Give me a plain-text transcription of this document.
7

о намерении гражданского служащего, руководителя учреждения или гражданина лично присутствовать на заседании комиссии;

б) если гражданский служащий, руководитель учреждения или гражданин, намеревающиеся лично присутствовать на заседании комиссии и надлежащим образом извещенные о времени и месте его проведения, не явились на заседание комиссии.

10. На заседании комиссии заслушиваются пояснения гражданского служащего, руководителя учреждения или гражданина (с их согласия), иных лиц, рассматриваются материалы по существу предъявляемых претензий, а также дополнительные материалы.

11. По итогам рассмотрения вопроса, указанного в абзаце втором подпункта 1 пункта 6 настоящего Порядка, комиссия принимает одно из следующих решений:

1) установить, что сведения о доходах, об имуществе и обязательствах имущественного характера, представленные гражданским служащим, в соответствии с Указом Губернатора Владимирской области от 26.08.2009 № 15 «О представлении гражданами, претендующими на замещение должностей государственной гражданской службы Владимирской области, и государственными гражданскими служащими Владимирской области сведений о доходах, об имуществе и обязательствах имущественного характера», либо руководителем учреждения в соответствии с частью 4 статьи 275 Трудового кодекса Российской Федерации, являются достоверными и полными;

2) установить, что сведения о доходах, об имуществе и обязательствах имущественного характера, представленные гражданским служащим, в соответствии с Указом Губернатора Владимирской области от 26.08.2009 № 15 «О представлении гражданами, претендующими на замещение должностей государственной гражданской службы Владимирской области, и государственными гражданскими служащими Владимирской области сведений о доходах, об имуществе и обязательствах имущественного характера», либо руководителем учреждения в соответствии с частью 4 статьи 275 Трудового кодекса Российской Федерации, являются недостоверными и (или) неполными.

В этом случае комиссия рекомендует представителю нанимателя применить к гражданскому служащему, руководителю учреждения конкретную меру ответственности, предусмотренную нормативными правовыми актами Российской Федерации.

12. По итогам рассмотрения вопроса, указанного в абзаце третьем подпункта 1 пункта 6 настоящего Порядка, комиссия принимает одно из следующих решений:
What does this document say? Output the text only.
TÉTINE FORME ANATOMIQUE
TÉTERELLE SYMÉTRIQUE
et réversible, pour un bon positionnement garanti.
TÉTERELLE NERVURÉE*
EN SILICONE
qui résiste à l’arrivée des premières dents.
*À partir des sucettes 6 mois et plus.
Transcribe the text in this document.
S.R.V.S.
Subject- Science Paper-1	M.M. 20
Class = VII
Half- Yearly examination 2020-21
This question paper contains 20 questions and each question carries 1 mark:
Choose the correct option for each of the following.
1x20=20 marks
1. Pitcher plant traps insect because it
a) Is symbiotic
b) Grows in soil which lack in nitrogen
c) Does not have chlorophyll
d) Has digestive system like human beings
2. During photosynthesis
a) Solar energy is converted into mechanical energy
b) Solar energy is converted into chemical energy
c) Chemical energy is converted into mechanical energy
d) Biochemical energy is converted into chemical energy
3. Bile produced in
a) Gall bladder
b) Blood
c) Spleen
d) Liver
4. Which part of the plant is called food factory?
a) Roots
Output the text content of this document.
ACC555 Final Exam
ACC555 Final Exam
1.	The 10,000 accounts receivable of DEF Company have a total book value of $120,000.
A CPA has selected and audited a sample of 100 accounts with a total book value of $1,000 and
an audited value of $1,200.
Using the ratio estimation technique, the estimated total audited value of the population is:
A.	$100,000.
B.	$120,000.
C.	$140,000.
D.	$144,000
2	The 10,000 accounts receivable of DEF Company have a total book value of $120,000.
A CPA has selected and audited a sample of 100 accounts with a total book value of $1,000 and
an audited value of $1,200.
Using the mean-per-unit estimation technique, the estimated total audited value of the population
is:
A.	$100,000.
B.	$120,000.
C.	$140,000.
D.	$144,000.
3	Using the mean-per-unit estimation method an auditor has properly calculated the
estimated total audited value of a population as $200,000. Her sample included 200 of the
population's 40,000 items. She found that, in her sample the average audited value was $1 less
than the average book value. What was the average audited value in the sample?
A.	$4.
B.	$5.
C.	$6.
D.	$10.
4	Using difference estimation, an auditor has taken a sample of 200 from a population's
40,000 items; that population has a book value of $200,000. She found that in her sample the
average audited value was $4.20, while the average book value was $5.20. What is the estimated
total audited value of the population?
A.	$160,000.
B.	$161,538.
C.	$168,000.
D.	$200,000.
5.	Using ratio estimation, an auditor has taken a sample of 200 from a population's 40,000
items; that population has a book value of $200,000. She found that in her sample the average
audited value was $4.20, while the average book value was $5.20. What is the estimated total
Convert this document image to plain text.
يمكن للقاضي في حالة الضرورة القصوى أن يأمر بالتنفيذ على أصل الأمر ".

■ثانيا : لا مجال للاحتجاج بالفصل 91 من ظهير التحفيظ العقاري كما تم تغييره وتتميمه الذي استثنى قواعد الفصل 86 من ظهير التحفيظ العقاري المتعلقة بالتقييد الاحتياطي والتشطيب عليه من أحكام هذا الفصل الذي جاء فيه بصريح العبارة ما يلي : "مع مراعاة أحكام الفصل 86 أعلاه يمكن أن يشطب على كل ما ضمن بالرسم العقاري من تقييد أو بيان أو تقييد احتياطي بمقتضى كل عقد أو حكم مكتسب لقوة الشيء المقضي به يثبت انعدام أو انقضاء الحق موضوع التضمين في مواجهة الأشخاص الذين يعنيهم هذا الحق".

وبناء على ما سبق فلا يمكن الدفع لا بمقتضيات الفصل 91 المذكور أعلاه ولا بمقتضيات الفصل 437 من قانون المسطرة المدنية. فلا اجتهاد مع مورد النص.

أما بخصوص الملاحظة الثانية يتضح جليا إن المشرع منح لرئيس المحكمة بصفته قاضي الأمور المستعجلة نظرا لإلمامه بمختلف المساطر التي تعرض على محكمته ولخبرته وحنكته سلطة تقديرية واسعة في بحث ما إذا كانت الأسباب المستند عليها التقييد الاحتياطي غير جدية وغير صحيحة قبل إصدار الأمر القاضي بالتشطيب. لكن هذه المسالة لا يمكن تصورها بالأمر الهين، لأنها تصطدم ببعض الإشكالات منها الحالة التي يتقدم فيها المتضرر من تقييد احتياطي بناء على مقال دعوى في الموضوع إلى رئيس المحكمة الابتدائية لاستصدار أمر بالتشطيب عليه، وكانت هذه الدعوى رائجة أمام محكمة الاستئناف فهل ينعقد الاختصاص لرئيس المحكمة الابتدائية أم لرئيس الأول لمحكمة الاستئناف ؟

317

--------

All of the data shown above must be copied exactly.

Give me a plain-text transcription of this document.
7

о намерении гражданского служащего, руководителя учреждения или гражданина лично присутствовать на заседании комиссии;

б) если гражданский служащий, руководитель учреждения или гражданин, намеревающиеся лично присутствовать на заседании комиссии и надлежащим образом извещенные о времени и месте его проведения, не явились на заседание комиссии.

10. На заседании комиссии заслушиваются пояснения гражданского служащего, руководителя учреждения или гражданина (с их согласия), иных лиц, рассматриваются материалы по существу предъявляемых претензий, а также дополнительные материалы.

11. По итогам рассмотрения вопроса, указанного в абзаце втором подпункта 1 пункта 6 настоящего Порядка, комиссия принимает одно из следующих решений:

1) установить, что сведения о доходах, об имуществе и обязательствах имущественного характера, представленные гражданским служащим, в соответствии с Указом Губернатора Владимирской области от 26.08.2009 № 15 «О представлении гражданами, претендующими на замещение должностей государственной гражданской службы Владимирской области, и государственными гражданскими служащими Владимирской области сведений о доходах, об имуществе и обязательствах имущественного характера», либо руководителем учреждения в соответствии с частью 4 статьи 275 Трудового кодекса Российской Федерации, являются достоверными и полными;

2) установить, что сведения о доходах, об имуществе и обязательствах имущественного характера, представленные гражданским служащим, в соответствии с Указом Губернатора Владимирской области от 26.08.2009 № 15 «О представлении гражданами, претендующими на замещение должностей государственной гражданской службы Владимирской области, и государственными гражданскими служащими Владимирской области сведений о доходах, об имуществе и обязательствах имущественного характера», либо руководителем учреждения в соответствии с частью 4 статьи 275 Трудового кодекса Российской Федерации, являются недостоверными и (или) неполными.

В этом случае комиссия рекомендует представителю нанимателя применить к гражданскому служащему, руководителю учреждения конкретную меру ответственности, предусмотренную нормативными правовыми актами Российской Федерации.

12. По итогам рассмотрения вопроса, указанного в абзаце третьем подпункта 1 пункта 6 настоящего Порядка, комиссия принимает одно из следующих решений:
What does this document say? Output the text only.
TÉTINE FORME ANATOMIQUE
TÉTERELLE SYMÉTRIQUE
et réversible, pour un bon positionnement garanti.
TÉTERELLE NERVURÉE*
EN SILICONE
qui résiste à l’arrivée des premières dents.
*À partir des sucettes 6 mois et plus.
Transcribe the text in this document.
S.R.V.S.
Subject- Science Paper-1	M.M. 20
Class = VII
Half- Yearly examination 2020-21
This question paper contains 20 questions and each question carries 1 mark:
Choose the correct option for each of the following.
1x20=20 marks
1. Pitcher plant traps insect because it
a) Is symbiotic
b) Grows in soil which lack in nitrogen
c) Does not have chlorophyll
d) Has digestive system like human beings
2. During photosynthesis
a) Solar energy is converted into mechanical energy
b) Solar energy is converted into chemical energy
c) Chemical energy is converted into mechanical energy
d) Biochemical energy is converted into chemical energy
3. Bile produced in
a) Gall bladder
b) Blood
c) Spleen
d) Liver
4. Which part of the plant is called food factory?
a) Roots
Output the text content of this document.
ACC555 Final Exam
ACC555 Final Exam
1.	The 10,000 accounts receivable of DEF Company have a total book value of $120,000.
A CPA has selected and audited a sample of 100 accounts with a total book value of $1,000 and
an audited value of $1,200.
Using the ratio estimation technique, the estimated total audited value of the population is:
A.	$100,000.
B.	$120,000.
C.	$140,000.
D.	$144,000
2	The 10,000 accounts receivable of DEF Company have a total book value of $120,000.
A CPA has selected and audited a sample of 100 accounts with a total book value of $1,000 and
an audited value of $1,200.
Using the mean-per-unit estimation technique, the estimated total audited value of the population
is:
A.	$100,000.
B.	$120,000.
C.	$140,000.
D.	$144,000.
3	Using the mean-per-unit estimation method an auditor has properly calculated the
estimated total audited value of a population as $200,000. Her sample included 200 of the
population's 40,000 items. She found that, in her sample the average audited value was $1 less
than the average book value. What was the average audited value in the sample?
A.	$4.
B.	$5.
C.	$6.
D.	$10.
4	Using difference estimation, an auditor has taken a sample of 200 from a population's
40,000 items; that population has a book value of $200,000. She found that in her sample the
average audited value was $4.20, while the average book value was $5.20. What is the estimated
total audited value of the population?
A.	$160,000.
B.	$161,538.
C.	$168,000.
D.	$200,000.
5.	Using ratio estimation, an auditor has taken a sample of 200 from a population's 40,000
items; that population has a book value of $200,000. She found that in her sample the average
audited value was $4.20, while the average book value was $5.20. What is the estimated total
Convert this document image to plain text.
يمكن للقاضي في حالة الضرورة القصوى أن يأمر بالتنفيذ على أصل الأمر ".

■ثانيا : لا مجال للاحتجاج بالفصل 91 من ظهير التحفيظ العقاري كما تم تغييره وتتميمه الذي استثنى قواعد الفصل 86 من ظهير التحفيظ العقاري المتعلقة بالتقييد الاحتياطي والتشطيب عليه من أحكام هذا الفصل الذي جاء فيه بصريح العبارة ما يلي : "مع مراعاة أحكام الفصل 86 أعلاه يمكن أن يشطب على كل ما ضمن بالرسم العقاري من تقييد أو بيان أو تقييد احتياطي بمقتضى كل عقد أو حكم مكتسب لقوة الشيء المقضي به يثبت انعدام أو انقضاء الحق موضوع التضمين في مواجهة الأشخاص الذين يعنيهم هذا الحق".

وبناء على ما سبق فلا يمكن الدفع لا بمقتضيات الفصل 91 المذكور أعلاه ولا بمقتضيات الفصل 437 من قانون المسطرة المدنية. فلا اجتهاد مع مورد النص.

أما بخصوص الملاحظة الثانية يتضح جليا إن المشرع منح لرئيس المحكمة بصفته قاضي الأمور المستعجلة نظرا لإلمامه بمختلف المساطر التي تعرض على محكمته ولخبرته وحنكته سلطة تقديرية واسعة في بحث ما إذا كانت الأسباب المستند عليها التقييد الاحتياطي غير جدية وغير صحيحة قبل إصدار الأمر القاضي بالتشطيب. لكن هذه المسالة لا يمكن تصورها بالأمر الهين، لأنها تصطدم ببعض الإشكالات منها الحالة التي يتقدم فيها المتضرر من تقييد احتياطي بناء على مقال دعوى في الموضوع إلى رئيس المحكمة الابتدائية لاستصدار أمر بالتشطيب عليه، وكانت هذه الدعوى رائجة أمام محكمة الاستئناف فهل ينعقد الاختصاص لرئيس المحكمة الابتدائية أم لرئيس الأول لمحكمة الاستئناف ؟

317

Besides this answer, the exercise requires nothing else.